• [OBJECTIVE] Write out all lines holding the word "Monthly".

Stored items:

..........

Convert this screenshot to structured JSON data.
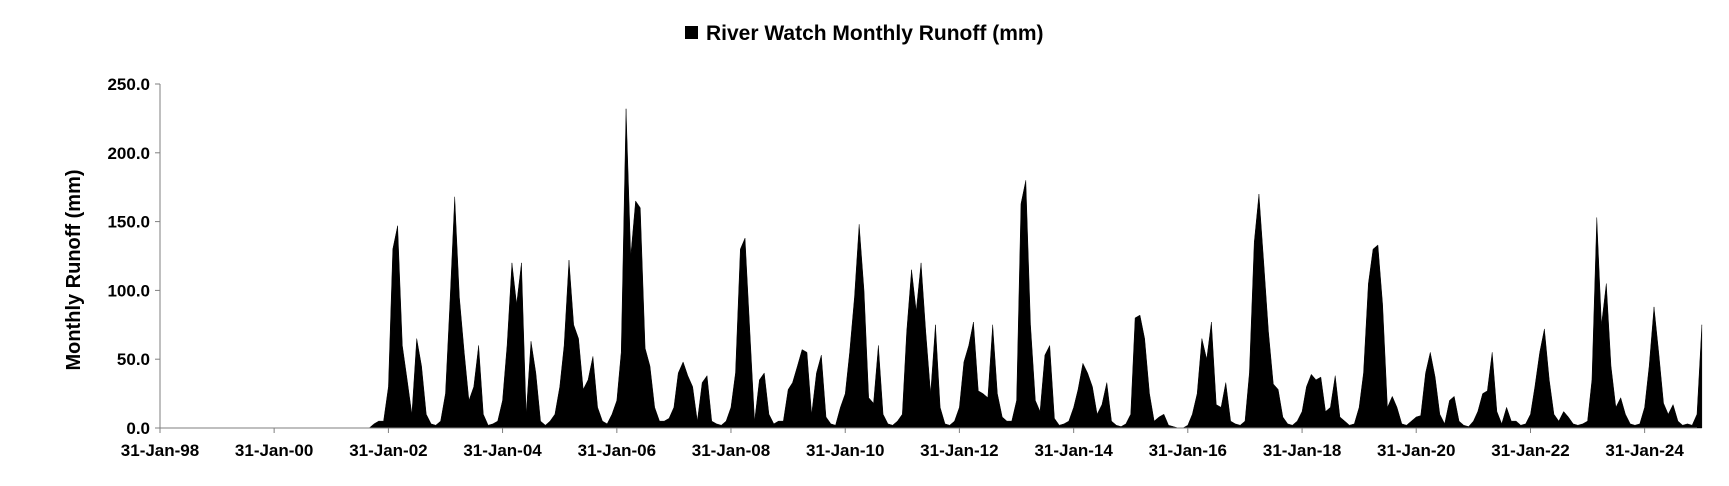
{
  "chart_data": {
    "type": "area",
    "title": "",
    "xlabel": "",
    "ylabel": "Monthly Runoff (mm)",
    "ylim": [
      0,
      250
    ],
    "yticks": [
      "0.0",
      "50.0",
      "100.0",
      "150.0",
      "200.0",
      "250.0"
    ],
    "xlim": [
      "1998-01-31",
      "2024-12-31"
    ],
    "xticks": [
      "31-Jan-98",
      "31-Jan-00",
      "31-Jan-02",
      "31-Jan-04",
      "31-Jan-06",
      "31-Jan-08",
      "31-Jan-10",
      "31-Jan-12",
      "31-Jan-14",
      "31-Jan-16",
      "31-Jan-18",
      "31-Jan-20",
      "31-Jan-22",
      "31-Jan-24"
    ],
    "xtick_dates": [
      "1998-01-31",
      "2000-01-31",
      "2002-01-31",
      "2004-01-31",
      "2006-01-31",
      "2008-01-31",
      "2010-01-31",
      "2012-01-31",
      "2014-01-31",
      "2016-01-31",
      "2018-01-31",
      "2020-01-31",
      "2022-01-31",
      "2024-01-31"
    ],
    "grid": false,
    "legend": {
      "position": "top-center"
    },
    "series": [
      {
        "name": "River Watch Monthly Runoff (mm)",
        "color": "#000000",
        "start": "1998-01",
        "values": [
          0,
          0,
          0,
          0,
          0,
          0,
          0,
          0,
          0,
          0,
          0,
          0,
          0,
          0,
          0,
          0,
          0,
          0,
          0,
          0,
          0,
          0,
          0,
          0,
          0,
          0,
          0,
          0,
          0,
          0,
          0,
          0,
          0,
          0,
          0,
          0,
          0,
          0,
          0,
          0,
          0,
          0,
          0,
          0,
          0,
          3,
          5,
          5,
          30,
          130,
          147,
          60,
          35,
          10,
          65,
          45,
          10,
          3,
          2,
          5,
          25,
          90,
          168,
          95,
          55,
          20,
          30,
          60,
          10,
          2,
          3,
          5,
          20,
          60,
          120,
          90,
          120,
          10,
          63,
          40,
          5,
          2,
          5,
          10,
          30,
          60,
          122,
          75,
          65,
          28,
          35,
          52,
          15,
          5,
          3,
          10,
          20,
          55,
          232,
          125,
          165,
          160,
          58,
          45,
          15,
          5,
          5,
          7,
          15,
          40,
          48,
          38,
          30,
          5,
          33,
          38,
          5,
          3,
          2,
          5,
          15,
          40,
          130,
          138,
          70,
          5,
          35,
          40,
          10,
          3,
          5,
          5,
          28,
          33,
          45,
          57,
          55,
          10,
          40,
          53,
          8,
          3,
          2,
          15,
          25,
          55,
          95,
          148,
          100,
          22,
          18,
          60,
          10,
          3,
          2,
          5,
          10,
          70,
          115,
          85,
          120,
          70,
          25,
          75,
          15,
          3,
          2,
          5,
          15,
          48,
          60,
          77,
          27,
          25,
          22,
          75,
          25,
          8,
          5,
          5,
          20,
          163,
          180,
          75,
          20,
          12,
          53,
          60,
          7,
          2,
          3,
          5,
          15,
          28,
          47,
          40,
          30,
          10,
          17,
          33,
          5,
          2,
          1,
          3,
          10,
          80,
          82,
          65,
          25,
          5,
          8,
          10,
          2,
          1,
          0,
          0,
          2,
          10,
          25,
          65,
          50,
          77,
          17,
          15,
          33,
          5,
          3,
          2,
          5,
          40,
          135,
          170,
          120,
          70,
          32,
          28,
          8,
          3,
          2,
          5,
          12,
          30,
          39,
          35,
          37,
          12,
          15,
          38,
          8,
          5,
          2,
          3,
          15,
          40,
          105,
          130,
          133,
          90,
          15,
          23,
          15,
          3,
          2,
          5,
          8,
          9,
          40,
          55,
          37,
          10,
          3,
          20,
          23,
          5,
          2,
          1,
          5,
          12,
          25,
          27,
          55,
          12,
          3,
          15,
          5,
          5,
          2,
          3,
          10,
          30,
          55,
          72,
          35,
          10,
          5,
          12,
          8,
          3,
          2,
          3,
          5,
          35,
          153,
          75,
          105,
          45,
          15,
          22,
          10,
          3,
          2,
          3,
          15,
          45,
          88,
          55,
          18,
          10,
          17,
          5,
          2,
          3,
          2,
          10,
          75
        ]
      }
    ]
  }
}
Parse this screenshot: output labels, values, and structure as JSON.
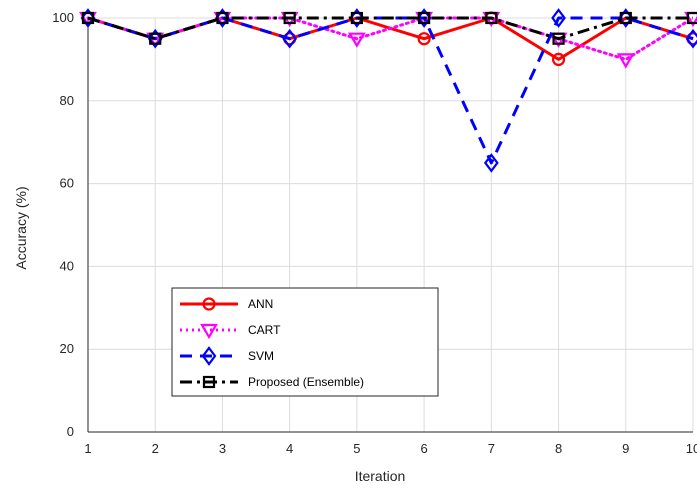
{
  "chart_data": {
    "type": "line",
    "xlabel": "Iteration",
    "ylabel": "Accuracy (%)",
    "x": [
      1,
      2,
      3,
      4,
      5,
      6,
      7,
      8,
      9,
      10
    ],
    "xlim": [
      1,
      10
    ],
    "ylim": [
      0,
      100
    ],
    "xticks": [
      "1",
      "2",
      "3",
      "4",
      "5",
      "6",
      "7",
      "8",
      "9",
      "10"
    ],
    "yticks": [
      "0",
      "20",
      "40",
      "60",
      "80",
      "100"
    ],
    "grid": true,
    "legend_position": "lower-left",
    "series": [
      {
        "name": "ANN",
        "values": [
          100,
          95,
          100,
          95,
          100,
          95,
          100,
          90,
          100,
          95
        ],
        "color": "#ff0000",
        "line_style": "solid",
        "marker": "circle"
      },
      {
        "name": "CART",
        "values": [
          100,
          95,
          100,
          100,
          95,
          100,
          100,
          95,
          90,
          100
        ],
        "color": "#ff00ff",
        "line_style": "dotted",
        "marker": "triangle-down"
      },
      {
        "name": "SVM",
        "values": [
          100,
          95,
          100,
          95,
          100,
          100,
          65,
          100,
          100,
          95
        ],
        "color": "#0000ff",
        "line_style": "dashed",
        "marker": "diamond"
      },
      {
        "name": "Proposed (Ensemble)",
        "values": [
          100,
          95,
          100,
          100,
          100,
          100,
          100,
          95,
          100,
          100
        ],
        "color": "#000000",
        "line_style": "dash-dot",
        "marker": "square"
      }
    ]
  }
}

..........

• [OUTPUT OF THE EXERCISE]
    "ylabel": "Monthly Runoff (mm)",
        "name": "River Watch Monthly Runoff (mm)",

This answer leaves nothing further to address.